**PROVIDED TEXT**
# Coco Pebbles For Adoption



## feathered_love (Jul 22, 2008)

It is with a very sad heart that we have decided to put CP up for adoption. Our lifestyle doesn't allow for CP to get very much out of cage time and shamefully there are days where she has to stay locked up. We don't believe this is fair to her so we want to offer her to another home where she can get the time she deserves. Please email me if you want to give CP a home.


----------



## Elizabethy (Sep 25, 2007)

Have you considered Pigeon Pants? PT Member Boni Fossan custom makes PGWear that makes it really easy and fun to have your bird out and about in the house with you a lot! Here's a link: http://www.birdwearonline.com/index.html


----------



## feathered_love (Jul 22, 2008)

Elizabethy said:


> Have you considered Pigeon Pants? PT Member Boni Fossan custom makes PGWear that makes it really easy and fun to have your bird out and about in the house with you a lot! Here's a link: http://www.birdwearonline.com/index.html


Poop isn't the problem, and I've gotten PGWear for CP. The problem is that we can't provide CP with the time she needs. It's not fair to CP to locked up for days at a time.


----------



## Dezirrae (Oct 6, 2007)

Oh Elaina I am sooooo sorry to hear this news - I know this is a heartbreaking decision you've made. I'm sure a good home will be found here - CP is SUCH a doll baby! {{{{hugs}}}} to you and give CP a snuggle for me too.

Extracted records:
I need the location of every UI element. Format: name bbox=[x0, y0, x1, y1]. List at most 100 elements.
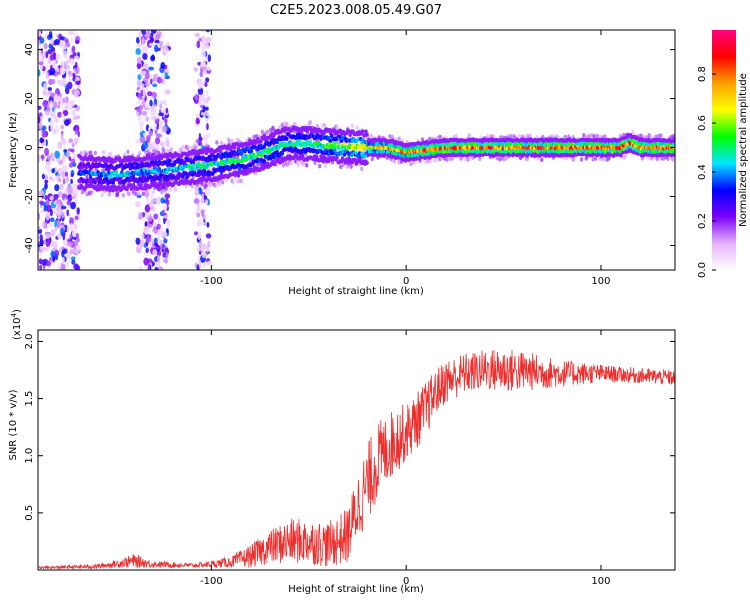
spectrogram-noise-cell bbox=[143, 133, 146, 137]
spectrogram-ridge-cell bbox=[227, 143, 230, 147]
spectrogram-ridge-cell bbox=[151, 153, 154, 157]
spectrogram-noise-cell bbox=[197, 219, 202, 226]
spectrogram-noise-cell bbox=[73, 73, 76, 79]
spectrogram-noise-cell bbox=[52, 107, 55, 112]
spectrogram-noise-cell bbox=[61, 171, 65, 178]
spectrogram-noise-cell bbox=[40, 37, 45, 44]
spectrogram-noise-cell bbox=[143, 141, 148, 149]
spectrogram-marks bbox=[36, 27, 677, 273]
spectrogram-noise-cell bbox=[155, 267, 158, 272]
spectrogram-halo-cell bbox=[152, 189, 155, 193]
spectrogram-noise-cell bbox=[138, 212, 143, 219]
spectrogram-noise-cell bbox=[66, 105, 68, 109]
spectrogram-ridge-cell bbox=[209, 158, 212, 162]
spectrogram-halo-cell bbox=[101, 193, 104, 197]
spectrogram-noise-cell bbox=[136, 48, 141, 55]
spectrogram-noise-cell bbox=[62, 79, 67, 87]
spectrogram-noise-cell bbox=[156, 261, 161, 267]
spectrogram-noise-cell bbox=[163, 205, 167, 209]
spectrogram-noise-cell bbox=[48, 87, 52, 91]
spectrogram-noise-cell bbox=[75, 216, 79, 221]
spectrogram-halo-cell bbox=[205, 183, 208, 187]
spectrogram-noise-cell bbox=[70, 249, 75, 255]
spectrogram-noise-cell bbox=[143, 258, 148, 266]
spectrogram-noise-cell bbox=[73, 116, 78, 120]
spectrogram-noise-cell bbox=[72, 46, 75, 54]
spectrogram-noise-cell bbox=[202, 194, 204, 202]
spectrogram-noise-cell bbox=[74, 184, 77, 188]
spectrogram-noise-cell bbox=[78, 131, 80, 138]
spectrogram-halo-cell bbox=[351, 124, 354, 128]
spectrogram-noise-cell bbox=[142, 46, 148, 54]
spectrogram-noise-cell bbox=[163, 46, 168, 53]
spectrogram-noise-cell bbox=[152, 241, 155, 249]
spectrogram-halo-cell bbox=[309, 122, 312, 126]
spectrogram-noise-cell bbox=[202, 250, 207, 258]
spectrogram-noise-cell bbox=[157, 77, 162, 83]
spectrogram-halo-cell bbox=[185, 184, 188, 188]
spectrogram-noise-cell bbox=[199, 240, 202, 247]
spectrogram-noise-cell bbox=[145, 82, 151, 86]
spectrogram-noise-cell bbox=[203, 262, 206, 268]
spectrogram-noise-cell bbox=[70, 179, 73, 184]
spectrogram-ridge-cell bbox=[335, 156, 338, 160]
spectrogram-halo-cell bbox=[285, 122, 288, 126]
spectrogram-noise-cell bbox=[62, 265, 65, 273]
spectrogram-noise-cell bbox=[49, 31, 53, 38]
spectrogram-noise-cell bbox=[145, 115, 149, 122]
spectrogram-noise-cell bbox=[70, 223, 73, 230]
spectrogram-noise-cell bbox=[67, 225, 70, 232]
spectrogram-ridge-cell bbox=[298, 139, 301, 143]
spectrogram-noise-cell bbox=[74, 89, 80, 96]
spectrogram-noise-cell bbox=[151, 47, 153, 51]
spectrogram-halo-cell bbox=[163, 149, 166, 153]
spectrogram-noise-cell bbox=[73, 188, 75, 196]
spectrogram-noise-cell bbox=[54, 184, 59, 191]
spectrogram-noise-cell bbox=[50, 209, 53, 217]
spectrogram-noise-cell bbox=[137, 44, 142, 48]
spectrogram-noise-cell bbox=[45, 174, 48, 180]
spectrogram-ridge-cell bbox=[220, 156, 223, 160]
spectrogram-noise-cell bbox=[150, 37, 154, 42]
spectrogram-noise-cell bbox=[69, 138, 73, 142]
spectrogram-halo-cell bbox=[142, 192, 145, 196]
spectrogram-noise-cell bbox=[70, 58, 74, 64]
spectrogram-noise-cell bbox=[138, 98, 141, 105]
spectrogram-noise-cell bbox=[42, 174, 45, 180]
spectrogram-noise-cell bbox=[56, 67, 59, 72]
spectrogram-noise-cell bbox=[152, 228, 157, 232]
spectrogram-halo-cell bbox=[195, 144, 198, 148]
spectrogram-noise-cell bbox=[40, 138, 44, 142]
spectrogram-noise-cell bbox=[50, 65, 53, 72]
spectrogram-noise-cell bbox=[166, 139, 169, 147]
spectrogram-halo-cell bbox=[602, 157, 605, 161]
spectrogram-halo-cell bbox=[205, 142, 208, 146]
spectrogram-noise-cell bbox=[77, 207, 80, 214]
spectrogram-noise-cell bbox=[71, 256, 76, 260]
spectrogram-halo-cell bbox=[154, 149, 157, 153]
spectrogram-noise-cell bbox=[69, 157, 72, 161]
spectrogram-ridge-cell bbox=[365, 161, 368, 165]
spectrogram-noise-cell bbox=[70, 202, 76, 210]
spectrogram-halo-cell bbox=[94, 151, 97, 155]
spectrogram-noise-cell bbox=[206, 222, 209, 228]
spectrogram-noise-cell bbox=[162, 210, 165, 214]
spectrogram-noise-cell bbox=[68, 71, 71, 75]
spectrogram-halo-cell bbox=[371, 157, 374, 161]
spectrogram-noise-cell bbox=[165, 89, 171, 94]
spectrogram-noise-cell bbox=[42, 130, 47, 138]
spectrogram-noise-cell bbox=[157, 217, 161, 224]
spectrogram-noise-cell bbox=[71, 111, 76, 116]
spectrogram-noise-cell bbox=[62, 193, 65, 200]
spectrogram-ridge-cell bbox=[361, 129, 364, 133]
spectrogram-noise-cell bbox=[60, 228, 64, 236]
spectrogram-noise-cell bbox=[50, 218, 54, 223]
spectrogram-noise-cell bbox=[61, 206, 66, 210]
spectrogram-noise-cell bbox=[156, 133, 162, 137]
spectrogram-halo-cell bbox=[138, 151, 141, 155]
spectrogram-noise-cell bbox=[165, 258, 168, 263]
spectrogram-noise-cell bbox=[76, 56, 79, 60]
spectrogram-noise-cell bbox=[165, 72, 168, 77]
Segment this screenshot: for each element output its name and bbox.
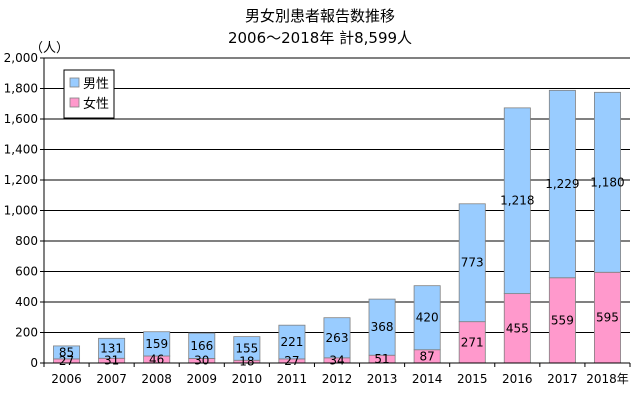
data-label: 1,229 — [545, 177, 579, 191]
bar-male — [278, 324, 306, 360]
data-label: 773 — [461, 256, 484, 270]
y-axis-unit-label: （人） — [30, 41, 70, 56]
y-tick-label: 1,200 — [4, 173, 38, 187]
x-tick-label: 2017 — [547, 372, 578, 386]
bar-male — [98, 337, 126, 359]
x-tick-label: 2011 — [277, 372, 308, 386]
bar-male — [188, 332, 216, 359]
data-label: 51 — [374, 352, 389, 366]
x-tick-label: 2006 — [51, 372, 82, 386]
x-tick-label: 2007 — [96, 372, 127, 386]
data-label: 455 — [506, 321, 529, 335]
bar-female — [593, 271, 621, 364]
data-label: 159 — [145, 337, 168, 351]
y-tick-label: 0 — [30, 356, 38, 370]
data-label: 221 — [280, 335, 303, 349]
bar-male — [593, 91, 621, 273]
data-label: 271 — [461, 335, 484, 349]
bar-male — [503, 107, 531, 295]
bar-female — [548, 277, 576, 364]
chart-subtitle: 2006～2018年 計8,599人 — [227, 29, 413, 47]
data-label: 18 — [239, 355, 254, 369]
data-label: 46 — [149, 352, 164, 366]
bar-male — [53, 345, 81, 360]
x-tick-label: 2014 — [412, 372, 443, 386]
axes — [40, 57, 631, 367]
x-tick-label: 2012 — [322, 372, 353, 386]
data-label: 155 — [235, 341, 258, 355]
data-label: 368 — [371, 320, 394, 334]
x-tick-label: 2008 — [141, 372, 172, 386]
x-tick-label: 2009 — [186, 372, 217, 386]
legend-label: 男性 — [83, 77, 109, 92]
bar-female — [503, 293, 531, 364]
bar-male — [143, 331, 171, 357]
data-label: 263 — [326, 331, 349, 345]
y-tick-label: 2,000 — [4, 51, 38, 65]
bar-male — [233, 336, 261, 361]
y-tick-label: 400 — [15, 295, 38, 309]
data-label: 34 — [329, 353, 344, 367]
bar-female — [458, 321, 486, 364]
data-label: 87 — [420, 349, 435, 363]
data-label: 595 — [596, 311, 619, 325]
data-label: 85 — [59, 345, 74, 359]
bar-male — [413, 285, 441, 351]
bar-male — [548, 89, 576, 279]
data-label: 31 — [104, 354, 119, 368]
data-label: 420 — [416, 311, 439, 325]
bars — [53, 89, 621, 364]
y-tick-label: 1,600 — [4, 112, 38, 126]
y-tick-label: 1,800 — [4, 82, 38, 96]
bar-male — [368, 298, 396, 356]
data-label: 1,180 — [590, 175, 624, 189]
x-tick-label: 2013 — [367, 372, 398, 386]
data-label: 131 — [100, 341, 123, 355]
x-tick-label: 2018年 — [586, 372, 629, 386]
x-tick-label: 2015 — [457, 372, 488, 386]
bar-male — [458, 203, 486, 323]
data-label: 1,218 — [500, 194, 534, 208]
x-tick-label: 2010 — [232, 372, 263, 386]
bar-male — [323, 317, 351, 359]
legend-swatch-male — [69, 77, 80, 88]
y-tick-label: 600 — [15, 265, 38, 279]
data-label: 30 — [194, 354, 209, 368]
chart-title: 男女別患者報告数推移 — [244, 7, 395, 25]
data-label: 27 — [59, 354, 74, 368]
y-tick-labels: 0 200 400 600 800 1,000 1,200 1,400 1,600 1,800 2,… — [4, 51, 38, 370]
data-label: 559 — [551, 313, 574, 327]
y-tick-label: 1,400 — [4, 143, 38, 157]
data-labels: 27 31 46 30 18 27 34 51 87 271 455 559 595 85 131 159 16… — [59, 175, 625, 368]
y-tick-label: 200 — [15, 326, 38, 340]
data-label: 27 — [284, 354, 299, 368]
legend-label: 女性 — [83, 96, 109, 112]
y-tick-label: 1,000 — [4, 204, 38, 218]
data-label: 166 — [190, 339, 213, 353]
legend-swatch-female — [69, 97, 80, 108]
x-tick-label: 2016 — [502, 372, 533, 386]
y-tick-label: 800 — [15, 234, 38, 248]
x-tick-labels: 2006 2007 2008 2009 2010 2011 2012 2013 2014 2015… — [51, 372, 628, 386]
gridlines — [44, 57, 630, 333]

**WRITTEN TASKS**
(1) Write out the whole forum thread about putting Coco Pebbles up for adoption, word for word.
(2) Give again, unchanged, the stretch of the extracted records from the line containing "data-label: 1,229 — [545, 177, 579, 191]" through the line containing "x-tick-label: 2007 — [96, 372, 127, 386]", and nothing else.

**TASK RESPONSES**
(1)
# Coco Pebbles For Adoption



## feathered_love (Jul 22, 2008)

It is with a very sad heart that we have decided to put CP up for adoption. Our lifestyle doesn't allow for CP to get very much out of cage time and shamefully there are days where she has to stay locked up. We don't believe this is fair to her so we want to offer her to another home where she can get the time she deserves. Please email me if you want to give CP a home.


----------



## Elizabethy (Sep 25, 2007)

Have you considered Pigeon Pants? PT Member Boni Fossan custom makes PGWear that makes it really easy and fun to have your bird out and about in the house with you a lot! Here's a link: http://www.birdwearonline.com/index.html


----------



## feathered_love (Jul 22, 2008)

Elizabethy said:


> Have you considered Pigeon Pants? PT Member Boni Fossan custom makes PGWear that makes it really easy and fun to have your bird out and about in the house with you a lot! Here's a link: http://www.birdwearonline.com/index.html


Poop isn't the problem, and I've gotten PGWear for CP. The problem is that we can't provide CP with the time she needs. It's not fair to CP to locked up for days at a time.


----------



## Dezirrae (Oct 6, 2007)

Oh Elaina I am sooooo sorry to hear this news - I know this is a heartbreaking decision you've made. I'm sure a good home will be found here - CP is SUCH a doll baby! {{{{hugs}}}} to you and give CP a snuggle for me too.

(2)
data-label: 1,229 — [545, 177, 579, 191]
bar-male — [278, 324, 306, 360]
data-label: 773 — [461, 256, 484, 270]
y-axis-unit-label: （人） — [30, 41, 70, 56]
y-tick-label: 1,200 — [4, 173, 38, 187]
x-tick-label: 2017 — [547, 372, 578, 386]
bar-male — [98, 337, 126, 359]
x-tick-label: 2011 — [277, 372, 308, 386]
bar-male — [188, 332, 216, 359]
data-label: 51 — [374, 352, 389, 366]
x-tick-label: 2006 — [51, 372, 82, 386]
x-tick-label: 2007 — [96, 372, 127, 386]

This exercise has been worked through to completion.